** Start LISTED ENTRIES **

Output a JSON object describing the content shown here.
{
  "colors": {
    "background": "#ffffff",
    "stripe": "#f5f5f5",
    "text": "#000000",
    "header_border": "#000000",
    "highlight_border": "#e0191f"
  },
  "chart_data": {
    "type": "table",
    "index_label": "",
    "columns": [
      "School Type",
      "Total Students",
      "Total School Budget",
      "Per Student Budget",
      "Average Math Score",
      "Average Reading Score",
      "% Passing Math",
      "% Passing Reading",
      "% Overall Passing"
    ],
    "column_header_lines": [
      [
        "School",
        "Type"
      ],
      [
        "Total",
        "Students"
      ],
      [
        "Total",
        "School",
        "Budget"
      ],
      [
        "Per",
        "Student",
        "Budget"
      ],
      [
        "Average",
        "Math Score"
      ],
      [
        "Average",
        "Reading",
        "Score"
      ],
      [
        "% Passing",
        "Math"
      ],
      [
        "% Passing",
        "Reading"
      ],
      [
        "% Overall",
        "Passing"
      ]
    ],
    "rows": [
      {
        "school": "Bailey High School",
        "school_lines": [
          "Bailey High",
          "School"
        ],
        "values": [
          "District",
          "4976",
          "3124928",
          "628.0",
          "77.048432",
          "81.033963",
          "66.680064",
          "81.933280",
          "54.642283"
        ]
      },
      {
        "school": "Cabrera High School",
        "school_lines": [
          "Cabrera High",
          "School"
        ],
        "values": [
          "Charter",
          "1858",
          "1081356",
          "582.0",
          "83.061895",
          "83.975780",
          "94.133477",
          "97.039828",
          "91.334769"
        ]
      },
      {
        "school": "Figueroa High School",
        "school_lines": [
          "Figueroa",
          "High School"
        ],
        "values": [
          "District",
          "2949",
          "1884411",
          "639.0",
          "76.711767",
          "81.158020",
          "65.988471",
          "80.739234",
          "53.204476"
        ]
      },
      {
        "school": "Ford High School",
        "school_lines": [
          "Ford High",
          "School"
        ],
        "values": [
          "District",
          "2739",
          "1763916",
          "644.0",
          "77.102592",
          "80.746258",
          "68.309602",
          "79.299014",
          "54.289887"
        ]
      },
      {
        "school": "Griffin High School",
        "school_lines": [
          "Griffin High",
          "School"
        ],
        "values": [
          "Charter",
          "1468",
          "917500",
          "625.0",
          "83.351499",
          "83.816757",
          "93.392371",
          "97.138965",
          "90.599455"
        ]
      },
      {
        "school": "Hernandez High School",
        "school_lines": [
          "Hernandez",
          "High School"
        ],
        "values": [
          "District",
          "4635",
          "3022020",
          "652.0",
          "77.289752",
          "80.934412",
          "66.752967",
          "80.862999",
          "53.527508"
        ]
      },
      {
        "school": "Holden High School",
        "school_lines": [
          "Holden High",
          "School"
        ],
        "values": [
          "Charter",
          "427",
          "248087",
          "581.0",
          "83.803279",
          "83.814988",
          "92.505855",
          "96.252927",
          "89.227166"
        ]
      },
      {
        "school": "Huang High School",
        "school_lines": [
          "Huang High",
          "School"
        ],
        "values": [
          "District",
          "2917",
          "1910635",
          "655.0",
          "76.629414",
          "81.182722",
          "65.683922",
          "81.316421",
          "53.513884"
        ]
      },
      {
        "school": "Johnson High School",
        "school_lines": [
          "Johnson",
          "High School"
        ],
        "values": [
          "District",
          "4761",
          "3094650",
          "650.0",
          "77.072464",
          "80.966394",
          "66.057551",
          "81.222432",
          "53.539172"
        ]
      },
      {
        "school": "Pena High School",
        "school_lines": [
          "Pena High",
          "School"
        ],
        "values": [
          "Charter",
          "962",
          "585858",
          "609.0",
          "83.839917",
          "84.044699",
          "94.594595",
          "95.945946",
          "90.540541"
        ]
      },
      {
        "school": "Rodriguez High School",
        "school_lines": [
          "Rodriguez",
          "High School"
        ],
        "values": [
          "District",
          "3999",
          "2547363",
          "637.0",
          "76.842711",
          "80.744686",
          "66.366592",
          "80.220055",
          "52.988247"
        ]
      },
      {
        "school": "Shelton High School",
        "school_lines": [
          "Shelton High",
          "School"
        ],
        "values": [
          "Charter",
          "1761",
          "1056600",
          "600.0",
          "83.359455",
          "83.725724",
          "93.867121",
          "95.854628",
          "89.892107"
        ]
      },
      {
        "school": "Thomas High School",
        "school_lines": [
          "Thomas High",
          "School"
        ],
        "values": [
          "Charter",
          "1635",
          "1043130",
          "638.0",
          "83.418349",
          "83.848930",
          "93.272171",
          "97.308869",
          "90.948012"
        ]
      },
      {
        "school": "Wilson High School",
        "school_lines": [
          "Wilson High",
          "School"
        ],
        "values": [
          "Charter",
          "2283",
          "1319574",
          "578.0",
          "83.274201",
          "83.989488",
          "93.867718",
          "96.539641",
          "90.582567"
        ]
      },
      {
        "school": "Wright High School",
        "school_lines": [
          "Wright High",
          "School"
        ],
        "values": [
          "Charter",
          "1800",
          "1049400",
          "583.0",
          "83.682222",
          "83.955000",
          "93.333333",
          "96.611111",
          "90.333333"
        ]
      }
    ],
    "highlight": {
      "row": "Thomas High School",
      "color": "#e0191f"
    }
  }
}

** End LISTED ENTRIES **

### EXERCISE
Select every line in the material above where the string "Holden" occurs, and copy it.

### SOLUTION
        "school": "Holden High School",
          "Holden High",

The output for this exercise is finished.